• [WHAT YOU ARE ASKED TO DO]:
Quote exactly, and only, the lines from the one with "OCR this image." through the end of the listing.

■ ■ ■ ■ ■ ■ ■

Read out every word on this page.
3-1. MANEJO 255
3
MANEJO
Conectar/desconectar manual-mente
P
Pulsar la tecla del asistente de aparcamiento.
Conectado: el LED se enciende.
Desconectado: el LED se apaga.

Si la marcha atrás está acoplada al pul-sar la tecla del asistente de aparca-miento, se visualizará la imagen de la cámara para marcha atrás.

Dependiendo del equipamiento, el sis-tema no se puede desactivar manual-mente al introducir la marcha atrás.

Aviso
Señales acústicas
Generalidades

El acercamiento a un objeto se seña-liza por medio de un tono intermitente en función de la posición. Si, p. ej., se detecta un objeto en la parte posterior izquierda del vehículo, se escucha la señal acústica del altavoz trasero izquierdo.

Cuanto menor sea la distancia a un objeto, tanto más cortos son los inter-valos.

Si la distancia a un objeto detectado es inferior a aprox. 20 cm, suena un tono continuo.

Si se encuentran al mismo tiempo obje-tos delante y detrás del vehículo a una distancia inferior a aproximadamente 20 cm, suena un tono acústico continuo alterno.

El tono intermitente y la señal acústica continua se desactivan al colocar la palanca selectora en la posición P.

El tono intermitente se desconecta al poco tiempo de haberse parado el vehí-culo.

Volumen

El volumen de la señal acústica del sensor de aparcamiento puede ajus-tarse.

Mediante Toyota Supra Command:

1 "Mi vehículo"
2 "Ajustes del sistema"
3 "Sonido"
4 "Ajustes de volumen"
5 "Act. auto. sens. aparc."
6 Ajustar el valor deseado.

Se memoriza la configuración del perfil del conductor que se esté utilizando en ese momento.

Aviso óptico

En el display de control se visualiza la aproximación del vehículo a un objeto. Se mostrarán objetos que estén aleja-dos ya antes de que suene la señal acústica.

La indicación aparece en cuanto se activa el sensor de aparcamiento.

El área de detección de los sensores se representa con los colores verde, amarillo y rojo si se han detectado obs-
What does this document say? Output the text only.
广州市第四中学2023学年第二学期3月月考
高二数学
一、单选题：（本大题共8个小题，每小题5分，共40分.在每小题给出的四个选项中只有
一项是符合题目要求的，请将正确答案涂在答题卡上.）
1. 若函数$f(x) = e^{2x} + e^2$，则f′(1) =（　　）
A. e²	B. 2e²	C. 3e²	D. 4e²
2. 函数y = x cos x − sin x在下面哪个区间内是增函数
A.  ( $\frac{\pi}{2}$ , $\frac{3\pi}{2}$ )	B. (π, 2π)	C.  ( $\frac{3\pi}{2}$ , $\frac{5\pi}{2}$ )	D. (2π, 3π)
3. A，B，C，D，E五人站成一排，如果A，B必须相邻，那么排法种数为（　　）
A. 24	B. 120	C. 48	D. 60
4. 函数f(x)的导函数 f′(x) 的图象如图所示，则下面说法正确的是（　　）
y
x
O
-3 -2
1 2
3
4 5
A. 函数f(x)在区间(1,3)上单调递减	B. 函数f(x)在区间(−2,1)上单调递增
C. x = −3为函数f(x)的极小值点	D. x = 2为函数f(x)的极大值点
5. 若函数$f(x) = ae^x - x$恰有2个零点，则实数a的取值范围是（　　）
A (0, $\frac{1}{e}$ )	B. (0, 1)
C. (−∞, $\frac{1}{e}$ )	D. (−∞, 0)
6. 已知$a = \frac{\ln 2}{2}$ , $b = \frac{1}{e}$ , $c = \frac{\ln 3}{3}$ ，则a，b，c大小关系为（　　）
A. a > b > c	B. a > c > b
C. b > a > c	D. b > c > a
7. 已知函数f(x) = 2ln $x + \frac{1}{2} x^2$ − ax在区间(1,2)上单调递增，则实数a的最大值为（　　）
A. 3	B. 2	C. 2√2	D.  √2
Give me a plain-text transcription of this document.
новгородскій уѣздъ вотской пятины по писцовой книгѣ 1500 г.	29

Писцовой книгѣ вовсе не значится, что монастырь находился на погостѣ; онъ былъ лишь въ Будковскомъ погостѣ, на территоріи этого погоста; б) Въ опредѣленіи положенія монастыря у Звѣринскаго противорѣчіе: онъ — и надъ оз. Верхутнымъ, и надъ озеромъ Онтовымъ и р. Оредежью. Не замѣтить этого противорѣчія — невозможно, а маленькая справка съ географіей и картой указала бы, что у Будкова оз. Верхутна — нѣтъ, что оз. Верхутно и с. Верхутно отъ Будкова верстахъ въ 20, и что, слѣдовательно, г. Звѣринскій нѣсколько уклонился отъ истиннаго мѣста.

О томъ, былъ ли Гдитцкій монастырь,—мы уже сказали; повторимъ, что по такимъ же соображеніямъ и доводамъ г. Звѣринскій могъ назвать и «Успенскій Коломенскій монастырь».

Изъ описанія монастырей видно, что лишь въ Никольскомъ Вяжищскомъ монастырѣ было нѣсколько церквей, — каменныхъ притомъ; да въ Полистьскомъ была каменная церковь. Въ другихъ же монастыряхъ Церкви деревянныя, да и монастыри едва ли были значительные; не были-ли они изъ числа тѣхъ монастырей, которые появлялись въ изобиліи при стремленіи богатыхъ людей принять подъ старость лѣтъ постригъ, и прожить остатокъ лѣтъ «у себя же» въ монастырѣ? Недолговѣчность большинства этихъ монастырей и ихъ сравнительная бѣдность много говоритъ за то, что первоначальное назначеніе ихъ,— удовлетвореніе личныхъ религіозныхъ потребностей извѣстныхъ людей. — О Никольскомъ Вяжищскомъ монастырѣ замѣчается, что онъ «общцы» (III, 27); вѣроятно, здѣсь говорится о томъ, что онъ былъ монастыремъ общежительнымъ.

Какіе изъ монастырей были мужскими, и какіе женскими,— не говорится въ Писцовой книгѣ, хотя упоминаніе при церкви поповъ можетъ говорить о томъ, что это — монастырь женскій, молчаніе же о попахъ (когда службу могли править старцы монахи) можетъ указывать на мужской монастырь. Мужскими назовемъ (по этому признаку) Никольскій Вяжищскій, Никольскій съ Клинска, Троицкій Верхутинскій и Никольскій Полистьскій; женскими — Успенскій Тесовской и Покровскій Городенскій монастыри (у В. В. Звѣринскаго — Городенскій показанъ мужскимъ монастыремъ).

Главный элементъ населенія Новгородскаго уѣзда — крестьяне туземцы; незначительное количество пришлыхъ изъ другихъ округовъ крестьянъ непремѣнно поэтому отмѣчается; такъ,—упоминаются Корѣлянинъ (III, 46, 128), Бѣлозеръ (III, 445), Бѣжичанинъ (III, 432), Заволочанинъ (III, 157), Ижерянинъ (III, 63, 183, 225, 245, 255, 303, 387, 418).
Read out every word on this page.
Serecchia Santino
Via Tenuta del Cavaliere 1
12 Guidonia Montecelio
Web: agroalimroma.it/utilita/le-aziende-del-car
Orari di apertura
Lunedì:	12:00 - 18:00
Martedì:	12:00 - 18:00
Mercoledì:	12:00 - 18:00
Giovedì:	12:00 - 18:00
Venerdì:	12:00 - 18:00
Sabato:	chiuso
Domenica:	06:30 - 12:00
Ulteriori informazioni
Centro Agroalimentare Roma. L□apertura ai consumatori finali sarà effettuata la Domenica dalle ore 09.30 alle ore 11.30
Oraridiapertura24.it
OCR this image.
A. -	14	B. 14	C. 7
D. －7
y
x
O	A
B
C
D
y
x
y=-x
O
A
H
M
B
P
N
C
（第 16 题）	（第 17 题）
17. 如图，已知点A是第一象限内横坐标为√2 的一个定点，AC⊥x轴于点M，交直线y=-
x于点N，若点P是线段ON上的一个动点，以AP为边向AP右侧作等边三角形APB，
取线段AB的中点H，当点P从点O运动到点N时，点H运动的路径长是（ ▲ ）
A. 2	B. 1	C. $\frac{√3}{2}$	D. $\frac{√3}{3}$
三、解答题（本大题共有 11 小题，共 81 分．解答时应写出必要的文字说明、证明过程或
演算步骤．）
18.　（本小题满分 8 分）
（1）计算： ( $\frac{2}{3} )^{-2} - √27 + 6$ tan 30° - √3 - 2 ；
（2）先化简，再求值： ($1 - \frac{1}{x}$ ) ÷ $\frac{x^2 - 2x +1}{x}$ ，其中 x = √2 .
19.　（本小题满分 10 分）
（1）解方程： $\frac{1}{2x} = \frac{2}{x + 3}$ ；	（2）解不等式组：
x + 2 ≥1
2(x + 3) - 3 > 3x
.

■ ■ ■ ■ ■ ■ ■

• [OUTPUT OF THE EXERCISE]:
OCR this image.
A. -	14	B. 14	C. 7
D. －7
y
x
O	A
B
C
D
y
x
y=-x
O
A
H
M
B
P
N
C
（第 16 题）	（第 17 题）
17. 如图，已知点A是第一象限内横坐标为√2 的一个定点，AC⊥x轴于点M，交直线y=-
x于点N，若点P是线段ON上的一个动点，以AP为边向AP右侧作等边三角形APB，
取线段AB的中点H，当点P从点O运动到点N时，点H运动的路径长是（ ▲ ）
A. 2	B. 1	C. $\frac{√3}{2}$	D. $\frac{√3}{3}$
三、解答题（本大题共有 11 小题，共 81 分．解答时应写出必要的文字说明、证明过程或
演算步骤．）
18.　（本小题满分 8 分）
（1）计算： ( $\frac{2}{3} )^{-2} - √27 + 6$ tan 30° - √3 - 2 ；
（2）先化简，再求值： ($1 - \frac{1}{x}$ ) ÷ $\frac{x^2 - 2x +1}{x}$ ，其中 x = √2 .
19.　（本小题满分 10 分）
（1）解方程： $\frac{1}{2x} = \frac{2}{x + 3}$ ；	（2）解不等式组：
x + 2 ≥1
2(x + 3) - 3 > 3x
.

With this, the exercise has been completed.